▶ **WHAT IS BEING ASKED**
All the data below goes into the copy word for word, but the pictures don't.

## begin

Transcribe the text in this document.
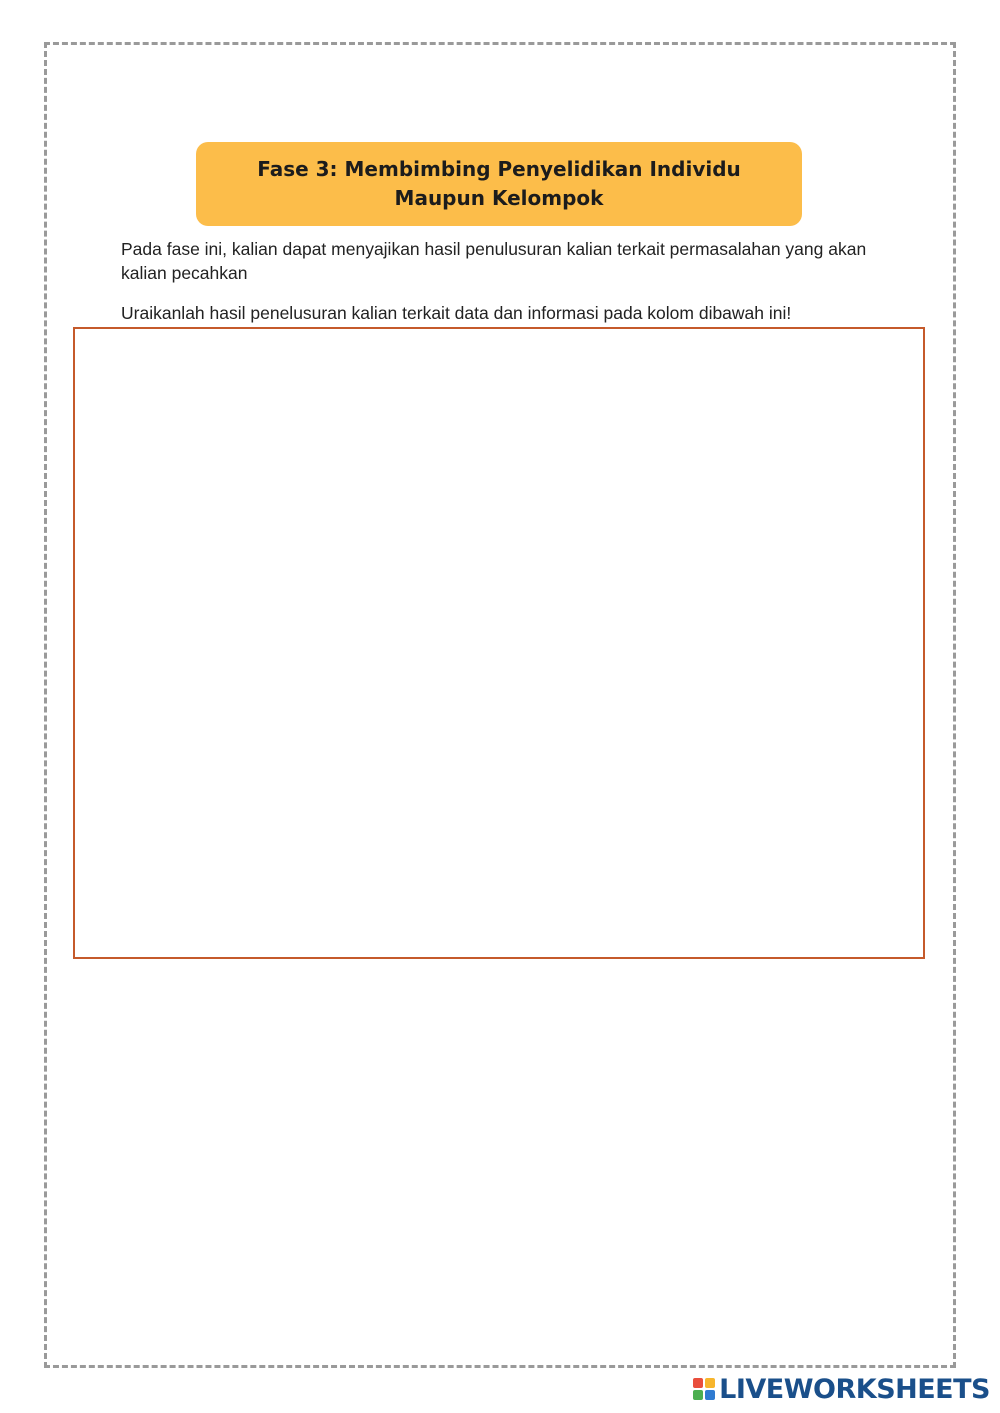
Fase 3: Membimbing Penyelidikan Individu
Maupun Kelompok

Pada fase ini, kalian dapat menyajikan hasil penulusuran kalian terkait permasalahan yang akan kalian pecahkan

Uraikanlah hasil penelusuran kalian terkait data dan informasi pada kolom dibawah ini!

LIVEWORKSHEETS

## end

▶ **WRITTEN REPLY**
Transcribe the text in this document.
Fase 3: Membimbing Penyelidikan Individu
Maupun Kelompok

Pada fase ini, kalian dapat menyajikan hasil penulusuran kalian terkait permasalahan yang akan kalian pecahkan

Uraikanlah hasil penelusuran kalian terkait data dan informasi pada kolom dibawah ini!

LIVEWORKSHEETS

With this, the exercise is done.